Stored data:
>>

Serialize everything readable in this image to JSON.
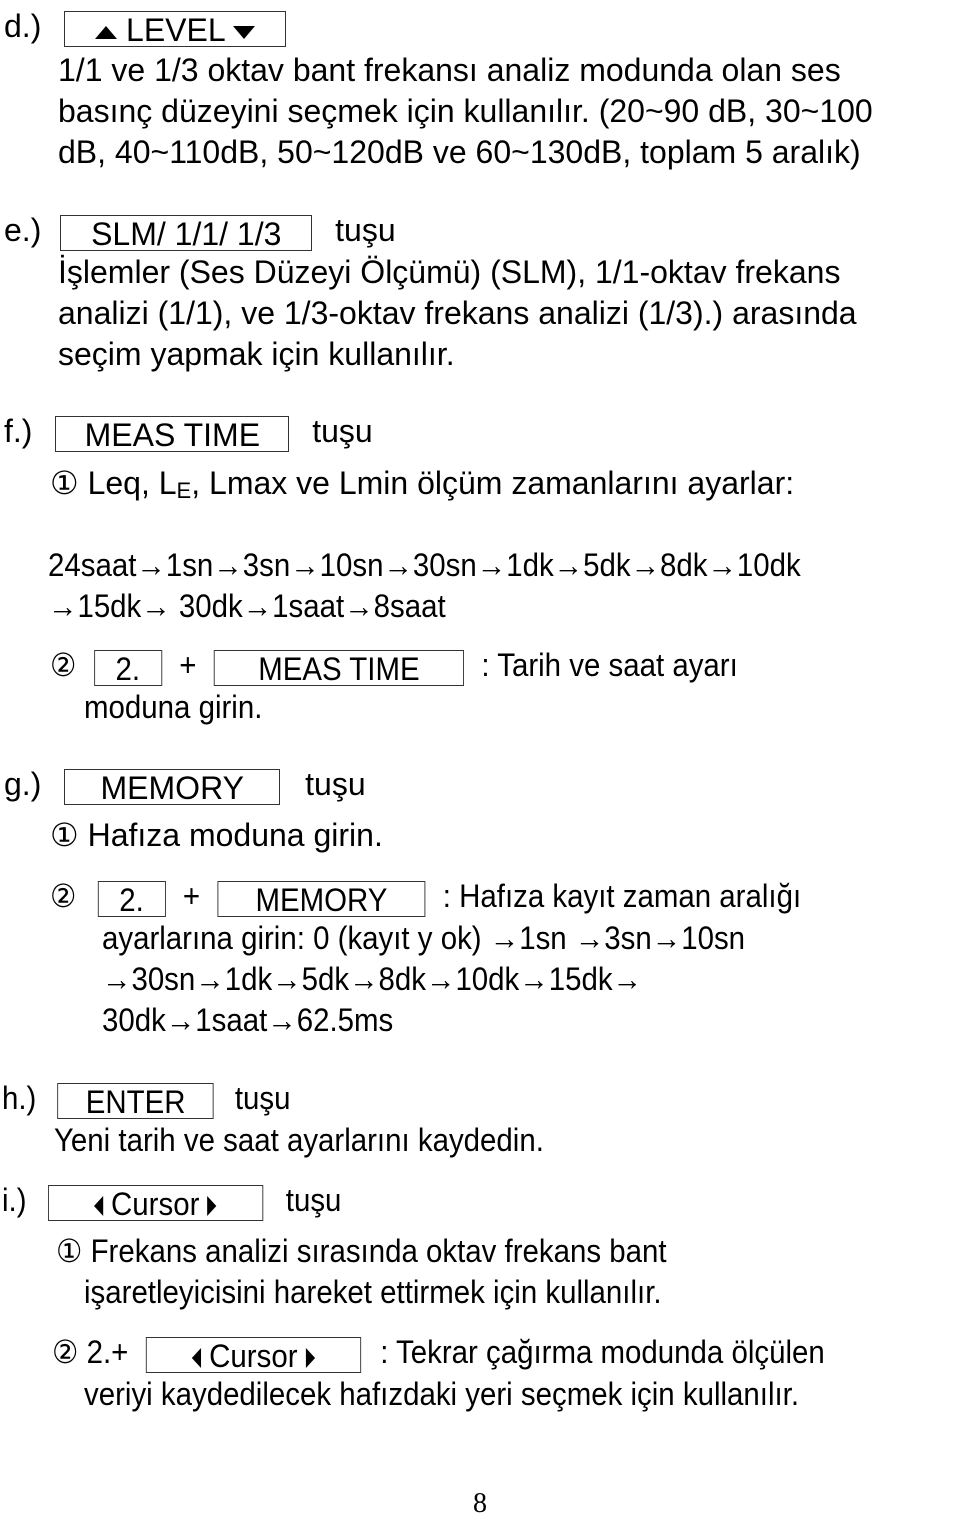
{
  "sections": {
    "d": {
      "label": "d.)",
      "key": "LEVEL",
      "lines": [
        "1/1 ve 1/3 oktav bant frekansı analiz modunda olan ses",
        "basınç düzeyini seçmek için kullanılır.   (20~90 dB, 30~100",
        "dB, 40~110dB, 50~120dB ve 60~130dB, toplam 5 aralık)"
      ]
    },
    "e": {
      "label": "e.)",
      "key": "SLM/ 1/1/ 1/3",
      "suffix": "tuşu",
      "lines": [
        "İşlemler (Ses Düzeyi Ölçümü) (SLM), 1/1-oktav frekans",
        "analizi (1/1), ve 1/3-oktav frekans analizi (1/3).) arasında",
        "seçim yapmak için kullanılır."
      ]
    },
    "f": {
      "label": "f.)",
      "key": "MEAS TIME",
      "suffix": "tuşu",
      "item1_marker": "①",
      "item1_pre": "Leq, L",
      "item1_sub": "E",
      "item1_post": ", Lmax ve Lmin ölçüm zamanlarını ayarlar:",
      "sequence": [
        "24saat→1sn→3sn→10sn→30sn→1dk→5dk→8dk→10dk",
        "→15dk→ 30dk→1saat→8saat"
      ],
      "item2_marker": "②",
      "item2_key1": "2.",
      "item2_plus": "+",
      "item2_key2": "MEAS TIME",
      "item2_text": ": Tarih ve saat ayarı",
      "item2_cont": "moduna girin."
    },
    "g": {
      "label": "g.)",
      "key": "MEMORY",
      "suffix": "tuşu",
      "item1_marker": "①",
      "item1_text": "Hafıza moduna girin.",
      "item2_marker": "②",
      "item2_key1": "2.",
      "item2_plus": "+",
      "item2_key2": "MEMORY",
      "item2_text": ": Hafıza kayıt zaman aralığı",
      "item2_lines": [
        "ayarlarına girin: 0 (kayıt y ok) →1sn →3sn→10sn",
        "→30sn→1dk→5dk→8dk→10dk→15dk→",
        "30dk→1saat→62.5ms"
      ]
    },
    "h": {
      "label": "h.)",
      "key": "ENTER",
      "suffix": "tuşu",
      "text": "Yeni tarih ve saat ayarlarını kaydedin."
    },
    "i": {
      "label": "i.)",
      "key": "Cursor",
      "suffix": "tuşu",
      "item1_marker": "①",
      "item1_lines": [
        "Frekans analizi sırasında oktav frekans bant",
        "işaretleyicisini hareket ettirmek için kullanılır."
      ],
      "item2_marker": "②",
      "item2_prefix": "2.+",
      "item2_key": "Cursor",
      "item2_text": ": Tekrar çağırma modunda ölçülen",
      "item2_cont": "veriyi kaydedilecek hafızdaki yeri seçmek için kullanılır."
    }
  },
  "page_number": "8"
}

<<

Make a word-for-word copy of the entries, without any pictures.

Serialize everything readable in this image to JSON.
{
  "sections": {
    "d": {
      "label": "d.)",
      "key": "LEVEL",
      "lines": [
        "1/1 ve 1/3 oktav bant frekansı analiz modunda olan ses",
        "basınç düzeyini seçmek için kullanılır.   (20~90 dB, 30~100",
        "dB, 40~110dB, 50~120dB ve 60~130dB, toplam 5 aralık)"
      ]
    },
    "e": {
      "label": "e.)",
      "key": "SLM/ 1/1/ 1/3",
      "suffix": "tuşu",
      "lines": [
        "İşlemler (Ses Düzeyi Ölçümü) (SLM), 1/1-oktav frekans",
        "analizi (1/1), ve 1/3-oktav frekans analizi (1/3).) arasında",
        "seçim yapmak için kullanılır."
      ]
    },
    "f": {
      "label": "f.)",
      "key": "MEAS TIME",
      "suffix": "tuşu",
      "item1_marker": "①",
      "item1_pre": "Leq, L",
      "item1_sub": "E",
      "item1_post": ", Lmax ve Lmin ölçüm zamanlarını ayarlar:",
      "sequence": [
        "24saat→1sn→3sn→10sn→30sn→1dk→5dk→8dk→10dk",
        "→15dk→ 30dk→1saat→8saat"
      ],
      "item2_marker": "②",
      "item2_key1": "2.",
      "item2_plus": "+",
      "item2_key2": "MEAS TIME",
      "item2_text": ": Tarih ve saat ayarı",
      "item2_cont": "moduna girin."
    },
    "g": {
      "label": "g.)",
      "key": "MEMORY",
      "suffix": "tuşu",
      "item1_marker": "①",
      "item1_text": "Hafıza moduna girin.",
      "item2_marker": "②",
      "item2_key1": "2.",
      "item2_plus": "+",
      "item2_key2": "MEMORY",
      "item2_text": ": Hafıza kayıt zaman aralığı",
      "item2_lines": [
        "ayarlarına girin: 0 (kayıt y ok) →1sn →3sn→10sn",
        "→30sn→1dk→5dk→8dk→10dk→15dk→",
        "30dk→1saat→62.5ms"
      ]
    },
    "h": {
      "label": "h.)",
      "key": "ENTER",
      "suffix": "tuşu",
      "text": "Yeni tarih ve saat ayarlarını kaydedin."
    },
    "i": {
      "label": "i.)",
      "key": "Cursor",
      "suffix": "tuşu",
      "item1_marker": "①",
      "item1_lines": [
        "Frekans analizi sırasında oktav frekans bant",
        "işaretleyicisini hareket ettirmek için kullanılır."
      ],
      "item2_marker": "②",
      "item2_prefix": "2.+",
      "item2_key": "Cursor",
      "item2_text": ": Tekrar çağırma modunda ölçülen",
      "item2_cont": "veriyi kaydedilecek hafızdaki yeri seçmek için kullanılır."
    }
  },
  "page_number": "8"
}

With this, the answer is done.